• **Task objective**:
List each line in which the string "icon" appears.

• **Records**:
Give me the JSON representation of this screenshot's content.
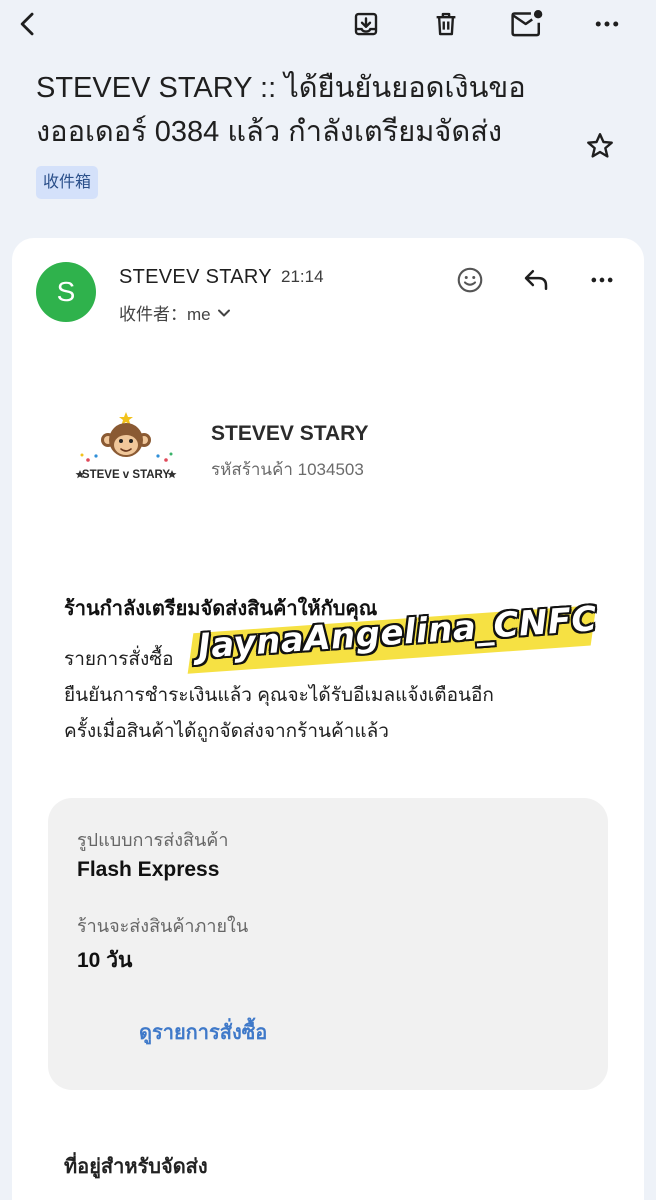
{
  "toolbar": {
    "back_icon": "arrow-back-icon",
    "archive_icon": "archive-icon",
    "delete_icon": "trash-icon",
    "unread_icon": "mail-unread-icon",
    "more_icon": "more-vert-icon"
  },
  "email": {
    "subject_line1": "STEVEV STARY :: ได้ยืนยันยอดเงินขอ",
    "subject_line2": "งออเดอร์ 0384 แล้ว กำลังเตรียมจัดส่ง",
    "label": "收件箱",
    "star_icon": "star-outline-icon"
  },
  "sender": {
    "avatar_letter": "S",
    "avatar_color": "#2fb24c",
    "name": "STEVEV STARY",
    "time": "21:14",
    "recipient": "收件者：me",
    "react_icon": "emoji-icon",
    "reply_icon": "reply-icon",
    "more_icon": "more-vert-icon"
  },
  "store": {
    "logo_text": "STEVE v STARY",
    "name": "STEVEV STARY",
    "code": "รหัสร้านค้า 1034503"
  },
  "message": {
    "headline": "ร้านกำลังเตรียมจัดส่งสินค้าให้กับคุณ",
    "line1": "รายการสั่งซื้อ",
    "line2": "ยืนยันการชำระเงินแล้ว คุณจะได้รับอีเมลแจ้งเตือนอีก",
    "line3": "ครั้งเมื่อสินค้าได้ถูกจัดส่งจากร้านค้าแล้ว"
  },
  "watermark": {
    "text": "JaynaAngelina_CNFC",
    "highlight_color": "#f6df39"
  },
  "shipping": {
    "method_label": "รูปแบบการส่งสินค้า",
    "method_value": "Flash Express",
    "eta_label": "ร้านจะส่งสินค้าภายใน",
    "eta_value": "10 วัน",
    "view_order_link": "ดูรายการสั่งซื้อ"
  },
  "address": {
    "title": "ที่อยู่สำหรับจัดส่ง"
  },
  "colors": {
    "background": "#eef2f8",
    "label_chip": "#d4e1fa",
    "link": "#3f79c9"
  }
}
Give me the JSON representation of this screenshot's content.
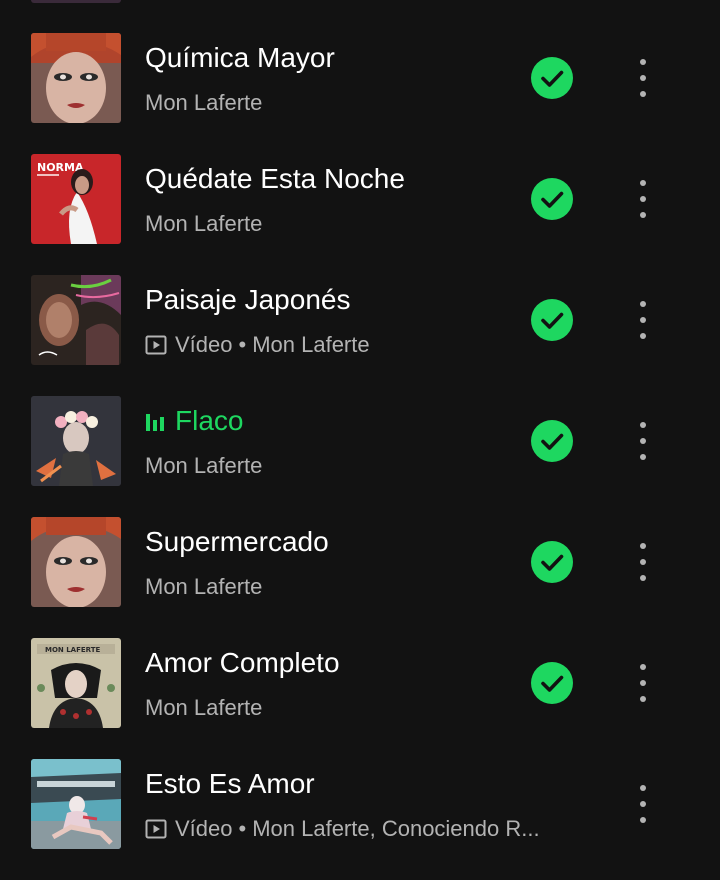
{
  "tracks": [
    {
      "title": "Química Mayor",
      "subtitle": "Mon Laferte",
      "video": false,
      "video_label": "",
      "artists": "",
      "playing": false,
      "downloaded": true,
      "cover": "quimica-mayor-cover"
    },
    {
      "title": "Quédate Esta Noche",
      "subtitle": "Mon Laferte",
      "video": false,
      "video_label": "",
      "artists": "",
      "playing": false,
      "downloaded": true,
      "cover": "norma-cover",
      "cover_text": "NORMA"
    },
    {
      "title": "Paisaje Japonés",
      "subtitle": "",
      "video": true,
      "video_label": "Vídeo",
      "artists": "Mon Laferte",
      "playing": false,
      "downloaded": true,
      "cover": "paisaje-japones-cover"
    },
    {
      "title": "Flaco",
      "subtitle": "Mon Laferte",
      "video": false,
      "video_label": "",
      "artists": "",
      "playing": true,
      "downloaded": true,
      "cover": "flaco-cover"
    },
    {
      "title": "Supermercado",
      "subtitle": "Mon Laferte",
      "video": false,
      "video_label": "",
      "artists": "",
      "playing": false,
      "downloaded": true,
      "cover": "supermercado-cover"
    },
    {
      "title": "Amor Completo",
      "subtitle": "Mon Laferte",
      "video": false,
      "video_label": "",
      "artists": "",
      "playing": false,
      "downloaded": true,
      "cover": "amor-completo-cover",
      "cover_text": "MON LAFERTE"
    },
    {
      "title": "Esto Es Amor",
      "subtitle": "",
      "video": true,
      "video_label": "Vídeo",
      "artists": "Mon Laferte, Conociendo R...",
      "playing": false,
      "downloaded": false,
      "cover": "esto-es-amor-cover"
    }
  ],
  "separator": "•",
  "colors": {
    "background": "#121212",
    "accent": "#1ed760",
    "primary_text": "#ffffff",
    "secondary_text": "#b3b3b3"
  }
}
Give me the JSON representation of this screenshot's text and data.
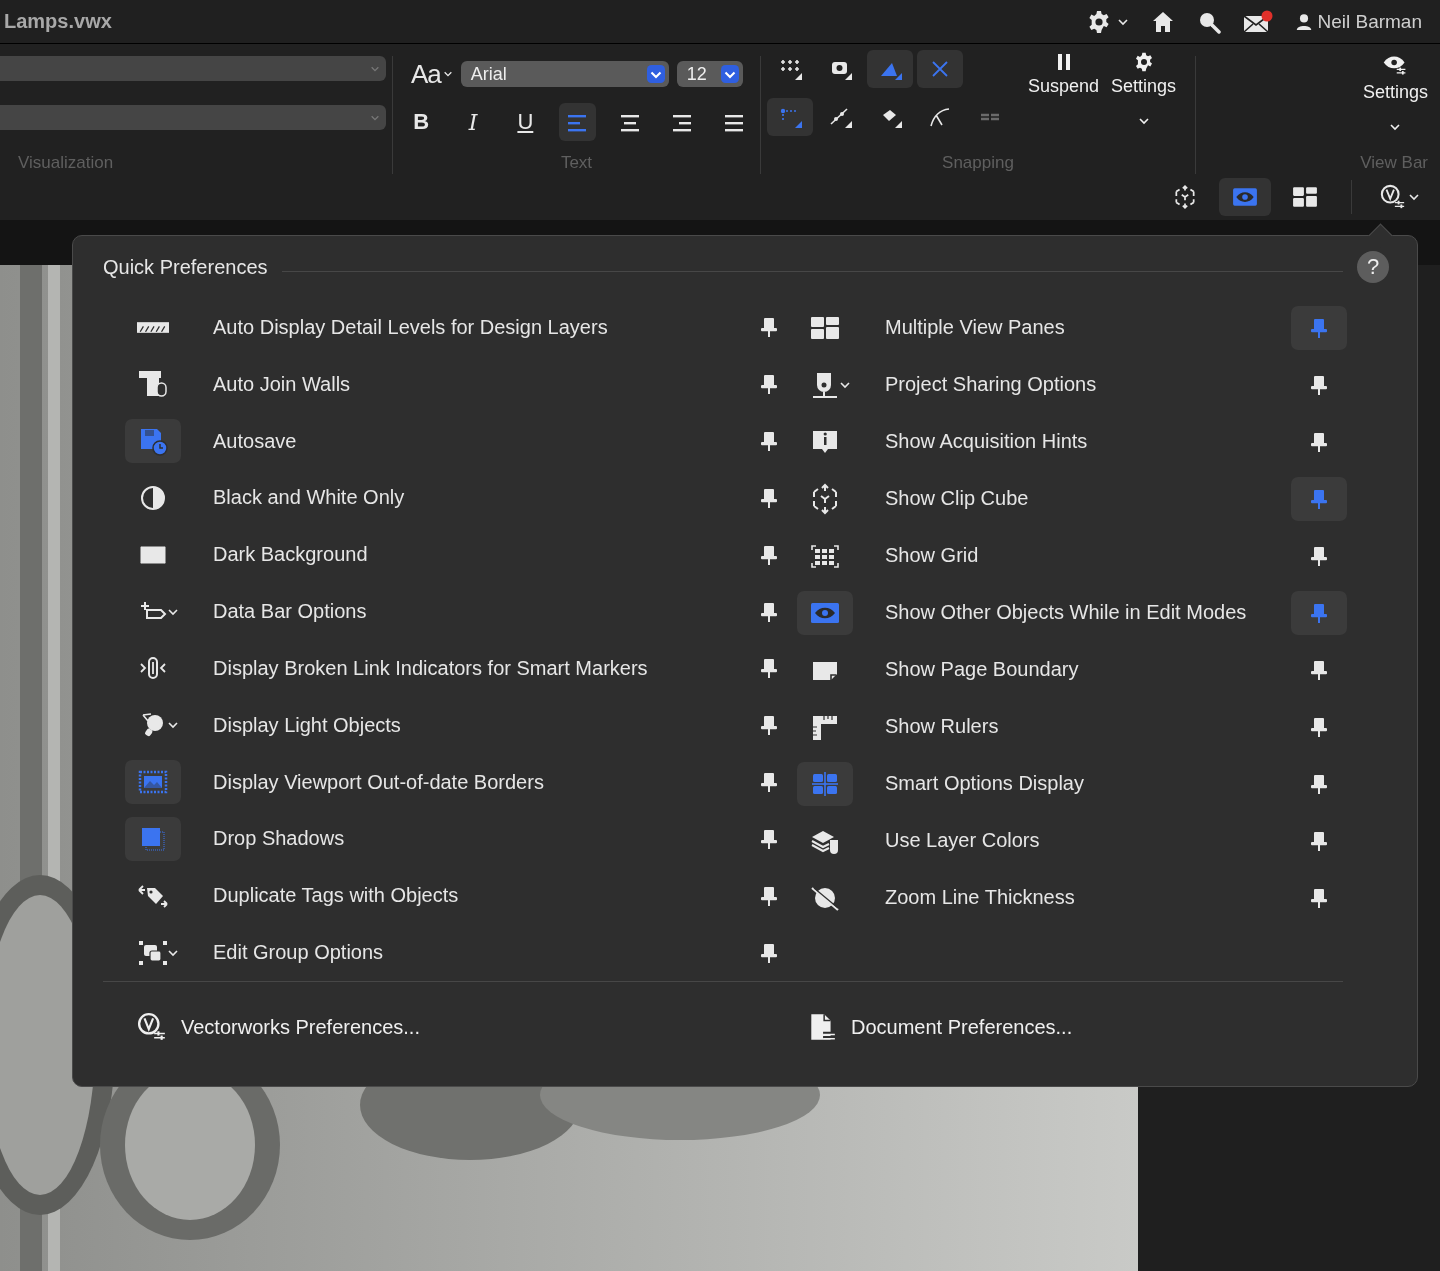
{
  "title_bar": {
    "title": "Lamps.vwx",
    "user": "Neil Barman"
  },
  "toolbar": {
    "visualization": {
      "label": "Visualization",
      "dropdowns": [
        {
          "kind": "select"
        },
        {
          "kind": "select"
        }
      ]
    },
    "text": {
      "label": "Text",
      "font_button": "Aa",
      "font": "Arial",
      "size": "12",
      "styles": [
        {
          "label": "B",
          "kind": "bold"
        },
        {
          "label": "I",
          "kind": "italic"
        },
        {
          "label": "U",
          "kind": "underline"
        }
      ],
      "alignments": [
        {
          "selected": true
        },
        {
          "selected": false
        },
        {
          "selected": false
        },
        {
          "selected": false
        }
      ]
    },
    "snapping": {
      "label": "Snapping",
      "tools": [
        {
          "selected": false,
          "disabled": false
        },
        {
          "selected": false,
          "disabled": false
        },
        {
          "selected": true,
          "disabled": false
        },
        {
          "selected": true,
          "disabled": false
        },
        {
          "selected": true,
          "disabled": false
        },
        {
          "selected": false,
          "disabled": false
        },
        {
          "selected": false,
          "disabled": false
        },
        {
          "selected": false,
          "disabled": false
        },
        {
          "selected": false,
          "disabled": true
        }
      ],
      "suspend": "Suspend",
      "settings": "Settings"
    },
    "view_bar": {
      "label": "View Bar",
      "settings": "Settings"
    },
    "view_tools": [
      {
        "selected": false
      },
      {
        "selected": true
      },
      {
        "selected": false
      }
    ]
  },
  "popup": {
    "title": "Quick Preferences",
    "help": "?",
    "items_left": [
      {
        "label": "Auto Display Detail Levels for Design Layers",
        "on": false,
        "pinned": false,
        "has_menu": false
      },
      {
        "label": "Auto Join Walls",
        "on": false,
        "pinned": false,
        "has_menu": false
      },
      {
        "label": "Autosave",
        "on": true,
        "pinned": false,
        "has_menu": false
      },
      {
        "label": "Black and White Only",
        "on": false,
        "pinned": false,
        "has_menu": false
      },
      {
        "label": "Dark Background",
        "on": false,
        "pinned": false,
        "has_menu": false
      },
      {
        "label": "Data Bar Options",
        "on": false,
        "pinned": false,
        "has_menu": true
      },
      {
        "label": "Display Broken Link Indicators for Smart Markers",
        "on": false,
        "pinned": false,
        "has_menu": false
      },
      {
        "label": "Display Light Objects",
        "on": false,
        "pinned": false,
        "has_menu": true
      },
      {
        "label": "Display Viewport Out-of-date Borders",
        "on": true,
        "pinned": false,
        "has_menu": false
      },
      {
        "label": "Drop Shadows",
        "on": true,
        "pinned": false,
        "has_menu": false
      },
      {
        "label": "Duplicate Tags with Objects",
        "on": false,
        "pinned": false,
        "has_menu": false
      },
      {
        "label": "Edit Group Options",
        "on": false,
        "pinned": false,
        "has_menu": true
      }
    ],
    "items_right": [
      {
        "label": "Multiple View Panes",
        "on": false,
        "pinned": true,
        "has_menu": false
      },
      {
        "label": "Project Sharing Options",
        "on": false,
        "pinned": false,
        "has_menu": true
      },
      {
        "label": "Show Acquisition Hints",
        "on": false,
        "pinned": false,
        "has_menu": false
      },
      {
        "label": "Show Clip Cube",
        "on": false,
        "pinned": true,
        "has_menu": false
      },
      {
        "label": "Show Grid",
        "on": false,
        "pinned": false,
        "has_menu": false
      },
      {
        "label": "Show Other Objects While in Edit Modes",
        "on": true,
        "pinned": true,
        "has_menu": false
      },
      {
        "label": "Show Page Boundary",
        "on": false,
        "pinned": false,
        "has_menu": false
      },
      {
        "label": "Show Rulers",
        "on": false,
        "pinned": false,
        "has_menu": false
      },
      {
        "label": "Smart Options Display",
        "on": true,
        "pinned": false,
        "has_menu": false
      },
      {
        "label": "Use Layer Colors",
        "on": false,
        "pinned": false,
        "has_menu": false
      },
      {
        "label": "Zoom Line Thickness",
        "on": false,
        "pinned": false,
        "has_menu": false
      }
    ],
    "footer": [
      "Vectorworks Preferences...",
      "Document Preferences..."
    ]
  }
}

• **Final result**:
    "back_icon": "arrow-back-icon",
    "archive_icon": "archive-icon",
    "delete_icon": "trash-icon",
    "unread_icon": "mail-unread-icon",
    "more_icon": "more-vert-icon"
    "star_icon": "star-outline-icon"
    "react_icon": "emoji-icon",
    "reply_icon": "reply-icon",
    "more_icon": "more-vert-icon"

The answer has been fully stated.